**BRIEF:**
Copy each line below without leaving any out.

Figure record listings
++++++
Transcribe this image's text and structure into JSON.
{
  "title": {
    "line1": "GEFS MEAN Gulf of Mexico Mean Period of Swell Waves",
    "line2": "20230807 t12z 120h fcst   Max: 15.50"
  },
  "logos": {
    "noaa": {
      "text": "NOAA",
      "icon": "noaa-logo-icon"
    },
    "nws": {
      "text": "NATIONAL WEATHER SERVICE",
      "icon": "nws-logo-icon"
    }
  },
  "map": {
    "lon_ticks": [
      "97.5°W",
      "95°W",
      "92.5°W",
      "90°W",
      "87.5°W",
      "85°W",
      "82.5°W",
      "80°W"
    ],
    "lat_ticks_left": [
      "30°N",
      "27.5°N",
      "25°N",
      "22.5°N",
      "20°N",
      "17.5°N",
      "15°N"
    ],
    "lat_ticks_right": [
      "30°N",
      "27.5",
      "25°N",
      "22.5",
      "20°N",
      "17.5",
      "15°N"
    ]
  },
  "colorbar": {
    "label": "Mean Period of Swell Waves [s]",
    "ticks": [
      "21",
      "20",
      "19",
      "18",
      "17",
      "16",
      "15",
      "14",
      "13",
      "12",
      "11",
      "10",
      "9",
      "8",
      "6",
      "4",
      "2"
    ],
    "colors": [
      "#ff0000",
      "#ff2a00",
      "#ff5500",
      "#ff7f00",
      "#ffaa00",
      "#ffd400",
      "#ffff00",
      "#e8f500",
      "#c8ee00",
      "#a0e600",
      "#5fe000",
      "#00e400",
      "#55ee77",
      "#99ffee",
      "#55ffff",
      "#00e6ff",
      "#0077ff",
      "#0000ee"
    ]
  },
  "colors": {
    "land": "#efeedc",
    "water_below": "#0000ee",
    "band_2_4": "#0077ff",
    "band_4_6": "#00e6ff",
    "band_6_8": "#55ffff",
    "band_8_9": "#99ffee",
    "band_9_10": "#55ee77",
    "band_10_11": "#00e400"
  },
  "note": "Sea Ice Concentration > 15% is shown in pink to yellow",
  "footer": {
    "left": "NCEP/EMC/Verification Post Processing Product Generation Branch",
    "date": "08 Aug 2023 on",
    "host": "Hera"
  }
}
++++++
**SOLUTION FOR THIS EXERCISE:**
Transcribe this image's text and structure into JSON.
{
  "title": {
    "line1": "GEFS MEAN Gulf of Mexico Mean Period of Swell Waves",
    "line2": "20230807 t12z 120h fcst   Max: 15.50"
  },
  "logos": {
    "noaa": {
      "text": "NOAA",
      "icon": "noaa-logo-icon"
    },
    "nws": {
      "text": "NATIONAL WEATHER SERVICE",
      "icon": "nws-logo-icon"
    }
  },
  "map": {
    "lon_ticks": [
      "97.5°W",
      "95°W",
      "92.5°W",
      "90°W",
      "87.5°W",
      "85°W",
      "82.5°W",
      "80°W"
    ],
    "lat_ticks_left": [
      "30°N",
      "27.5°N",
      "25°N",
      "22.5°N",
      "20°N",
      "17.5°N",
      "15°N"
    ],
    "lat_ticks_right": [
      "30°N",
      "27.5",
      "25°N",
      "22.5",
      "20°N",
      "17.5",
      "15°N"
    ]
  },
  "colorbar": {
    "label": "Mean Period of Swell Waves [s]",
    "ticks": [
      "21",
      "20",
      "19",
      "18",
      "17",
      "16",
      "15",
      "14",
      "13",
      "12",
      "11",
      "10",
      "9",
      "8",
      "6",
      "4",
      "2"
    ],
    "colors": [
      "#ff0000",
      "#ff2a00",
      "#ff5500",
      "#ff7f00",
      "#ffaa00",
      "#ffd400",
      "#ffff00",
      "#e8f500",
      "#c8ee00",
      "#a0e600",
      "#5fe000",
      "#00e400",
      "#55ee77",
      "#99ffee",
      "#55ffff",
      "#00e6ff",
      "#0077ff",
      "#0000ee"
    ]
  },
  "colors": {
    "land": "#efeedc",
    "water_below": "#0000ee",
    "band_2_4": "#0077ff",
    "band_4_6": "#00e6ff",
    "band_6_8": "#55ffff",
    "band_8_9": "#99ffee",
    "band_9_10": "#55ee77",
    "band_10_11": "#00e400"
  },
  "note": "Sea Ice Concentration > 15% is shown in pink to yellow",
  "footer": {
    "left": "NCEP/EMC/Verification Post Processing Product Generation Branch",
    "date": "08 Aug 2023 on",
    "host": "Hera"
  }
}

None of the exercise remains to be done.